begin Records provided
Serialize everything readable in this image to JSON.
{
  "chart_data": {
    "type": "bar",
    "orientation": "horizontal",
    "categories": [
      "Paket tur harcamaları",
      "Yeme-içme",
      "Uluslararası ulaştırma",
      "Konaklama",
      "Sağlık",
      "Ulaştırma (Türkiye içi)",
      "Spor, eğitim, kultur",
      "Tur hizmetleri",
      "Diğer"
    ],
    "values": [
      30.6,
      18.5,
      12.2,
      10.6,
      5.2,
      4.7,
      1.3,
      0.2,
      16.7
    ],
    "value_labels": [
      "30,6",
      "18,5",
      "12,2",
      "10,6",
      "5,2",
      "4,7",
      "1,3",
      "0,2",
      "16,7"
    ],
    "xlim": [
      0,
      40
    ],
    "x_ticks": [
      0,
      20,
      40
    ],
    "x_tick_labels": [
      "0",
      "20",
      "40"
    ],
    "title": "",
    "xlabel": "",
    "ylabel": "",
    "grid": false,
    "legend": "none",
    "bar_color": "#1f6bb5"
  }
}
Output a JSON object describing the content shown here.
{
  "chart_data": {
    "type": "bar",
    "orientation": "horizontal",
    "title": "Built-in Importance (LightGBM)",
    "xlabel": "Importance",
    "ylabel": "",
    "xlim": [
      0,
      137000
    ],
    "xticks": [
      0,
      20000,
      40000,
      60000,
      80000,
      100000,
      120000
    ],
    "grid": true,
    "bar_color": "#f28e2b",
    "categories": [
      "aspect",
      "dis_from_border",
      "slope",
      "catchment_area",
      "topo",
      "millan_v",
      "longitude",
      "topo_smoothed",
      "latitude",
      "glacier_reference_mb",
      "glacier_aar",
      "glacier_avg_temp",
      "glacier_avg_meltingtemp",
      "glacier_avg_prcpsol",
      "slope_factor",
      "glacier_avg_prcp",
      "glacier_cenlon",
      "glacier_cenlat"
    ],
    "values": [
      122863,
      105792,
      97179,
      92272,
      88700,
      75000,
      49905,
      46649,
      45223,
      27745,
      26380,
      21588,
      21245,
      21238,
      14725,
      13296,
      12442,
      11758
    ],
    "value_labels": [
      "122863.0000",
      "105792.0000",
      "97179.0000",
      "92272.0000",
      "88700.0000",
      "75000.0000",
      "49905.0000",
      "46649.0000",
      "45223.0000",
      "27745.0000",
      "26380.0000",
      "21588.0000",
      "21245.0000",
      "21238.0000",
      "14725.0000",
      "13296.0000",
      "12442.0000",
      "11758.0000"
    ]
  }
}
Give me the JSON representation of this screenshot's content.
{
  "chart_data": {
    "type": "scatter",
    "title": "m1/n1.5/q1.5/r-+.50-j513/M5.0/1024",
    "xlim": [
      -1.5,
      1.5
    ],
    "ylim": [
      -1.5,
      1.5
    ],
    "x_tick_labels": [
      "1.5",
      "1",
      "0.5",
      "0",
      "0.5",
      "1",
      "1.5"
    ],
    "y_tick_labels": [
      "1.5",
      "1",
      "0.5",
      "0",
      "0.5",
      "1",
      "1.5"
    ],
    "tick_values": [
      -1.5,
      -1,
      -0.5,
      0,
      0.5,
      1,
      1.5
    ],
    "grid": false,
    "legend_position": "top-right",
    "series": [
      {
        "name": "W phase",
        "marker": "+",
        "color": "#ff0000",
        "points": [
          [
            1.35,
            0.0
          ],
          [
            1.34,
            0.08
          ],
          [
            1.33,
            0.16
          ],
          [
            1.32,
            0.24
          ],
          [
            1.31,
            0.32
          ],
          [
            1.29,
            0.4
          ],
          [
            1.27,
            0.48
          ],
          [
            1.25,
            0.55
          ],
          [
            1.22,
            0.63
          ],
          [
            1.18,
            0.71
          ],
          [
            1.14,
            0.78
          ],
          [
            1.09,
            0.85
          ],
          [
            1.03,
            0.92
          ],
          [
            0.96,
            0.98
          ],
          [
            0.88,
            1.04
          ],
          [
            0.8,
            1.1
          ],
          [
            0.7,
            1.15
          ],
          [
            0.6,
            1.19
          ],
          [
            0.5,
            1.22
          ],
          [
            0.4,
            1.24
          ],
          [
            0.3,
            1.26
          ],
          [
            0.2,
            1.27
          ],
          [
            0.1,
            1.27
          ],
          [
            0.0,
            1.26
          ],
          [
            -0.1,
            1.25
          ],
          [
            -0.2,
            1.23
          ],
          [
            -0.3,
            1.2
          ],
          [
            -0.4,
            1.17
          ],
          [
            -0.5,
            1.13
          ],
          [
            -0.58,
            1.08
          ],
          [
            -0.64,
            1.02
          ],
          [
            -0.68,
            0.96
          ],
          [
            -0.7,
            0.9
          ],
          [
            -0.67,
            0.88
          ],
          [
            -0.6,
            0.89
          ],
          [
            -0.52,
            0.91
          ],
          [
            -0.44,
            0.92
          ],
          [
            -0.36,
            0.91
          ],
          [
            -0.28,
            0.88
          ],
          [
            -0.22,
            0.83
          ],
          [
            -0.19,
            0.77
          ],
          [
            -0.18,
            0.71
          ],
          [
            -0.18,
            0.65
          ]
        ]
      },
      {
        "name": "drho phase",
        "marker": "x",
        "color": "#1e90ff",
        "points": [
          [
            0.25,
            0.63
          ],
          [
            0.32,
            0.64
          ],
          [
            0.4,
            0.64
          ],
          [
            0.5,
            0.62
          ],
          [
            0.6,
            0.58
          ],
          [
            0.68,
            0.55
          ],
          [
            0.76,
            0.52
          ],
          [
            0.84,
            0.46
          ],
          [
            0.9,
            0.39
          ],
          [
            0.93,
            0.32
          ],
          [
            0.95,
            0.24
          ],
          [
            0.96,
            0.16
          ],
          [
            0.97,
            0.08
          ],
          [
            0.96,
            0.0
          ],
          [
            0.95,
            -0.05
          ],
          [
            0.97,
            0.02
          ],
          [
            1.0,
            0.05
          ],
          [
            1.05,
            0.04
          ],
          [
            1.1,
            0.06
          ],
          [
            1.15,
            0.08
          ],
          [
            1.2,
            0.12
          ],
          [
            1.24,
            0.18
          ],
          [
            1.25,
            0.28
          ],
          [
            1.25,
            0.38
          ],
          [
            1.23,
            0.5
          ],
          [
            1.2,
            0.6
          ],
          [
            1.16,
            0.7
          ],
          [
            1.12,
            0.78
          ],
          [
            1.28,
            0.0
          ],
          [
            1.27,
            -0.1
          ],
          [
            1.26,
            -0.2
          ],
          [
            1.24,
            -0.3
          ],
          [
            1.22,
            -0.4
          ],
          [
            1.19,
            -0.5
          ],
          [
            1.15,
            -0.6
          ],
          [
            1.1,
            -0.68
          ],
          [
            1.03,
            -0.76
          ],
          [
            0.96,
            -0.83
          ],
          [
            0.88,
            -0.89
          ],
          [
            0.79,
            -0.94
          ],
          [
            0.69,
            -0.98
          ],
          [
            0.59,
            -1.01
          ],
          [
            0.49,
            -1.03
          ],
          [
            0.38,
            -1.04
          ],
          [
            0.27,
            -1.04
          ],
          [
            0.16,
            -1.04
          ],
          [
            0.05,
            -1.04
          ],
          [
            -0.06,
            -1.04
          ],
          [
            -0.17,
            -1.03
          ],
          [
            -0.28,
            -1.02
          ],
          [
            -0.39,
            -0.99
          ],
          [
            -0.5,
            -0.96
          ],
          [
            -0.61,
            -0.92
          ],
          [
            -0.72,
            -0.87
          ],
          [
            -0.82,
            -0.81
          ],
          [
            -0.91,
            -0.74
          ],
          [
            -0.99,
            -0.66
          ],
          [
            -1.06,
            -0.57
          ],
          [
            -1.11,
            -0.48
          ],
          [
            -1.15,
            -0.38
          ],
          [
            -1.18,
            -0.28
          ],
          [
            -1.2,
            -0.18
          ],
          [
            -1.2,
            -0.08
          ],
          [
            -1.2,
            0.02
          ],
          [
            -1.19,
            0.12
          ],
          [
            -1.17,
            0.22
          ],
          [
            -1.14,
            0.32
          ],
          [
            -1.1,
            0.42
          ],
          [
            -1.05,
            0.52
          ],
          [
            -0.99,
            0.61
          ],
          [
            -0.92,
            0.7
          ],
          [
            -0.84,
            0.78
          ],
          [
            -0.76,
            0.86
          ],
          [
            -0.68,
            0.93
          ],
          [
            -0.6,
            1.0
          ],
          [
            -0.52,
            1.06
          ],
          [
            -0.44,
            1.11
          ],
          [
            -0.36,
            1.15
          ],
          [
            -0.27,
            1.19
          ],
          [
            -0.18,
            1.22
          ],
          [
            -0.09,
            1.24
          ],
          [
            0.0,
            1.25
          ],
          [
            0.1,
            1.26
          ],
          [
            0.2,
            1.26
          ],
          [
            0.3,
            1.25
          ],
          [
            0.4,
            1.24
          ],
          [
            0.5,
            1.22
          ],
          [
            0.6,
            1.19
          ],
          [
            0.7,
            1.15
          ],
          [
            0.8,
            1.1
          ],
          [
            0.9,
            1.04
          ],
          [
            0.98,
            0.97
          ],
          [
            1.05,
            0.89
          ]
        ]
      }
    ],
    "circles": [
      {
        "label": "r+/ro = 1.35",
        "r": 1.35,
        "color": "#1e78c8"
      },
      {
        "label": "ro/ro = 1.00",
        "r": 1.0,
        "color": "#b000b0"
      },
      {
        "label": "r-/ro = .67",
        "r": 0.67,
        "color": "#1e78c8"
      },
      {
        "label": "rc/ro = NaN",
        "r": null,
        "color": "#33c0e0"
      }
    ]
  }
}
end Records provided
Exercise brief: Reproduce every line from the entries that holds the word "Importance".

Output for this task:
    "title": "Built-in Importance (LightGBM)",
    "xlabel": "Importance",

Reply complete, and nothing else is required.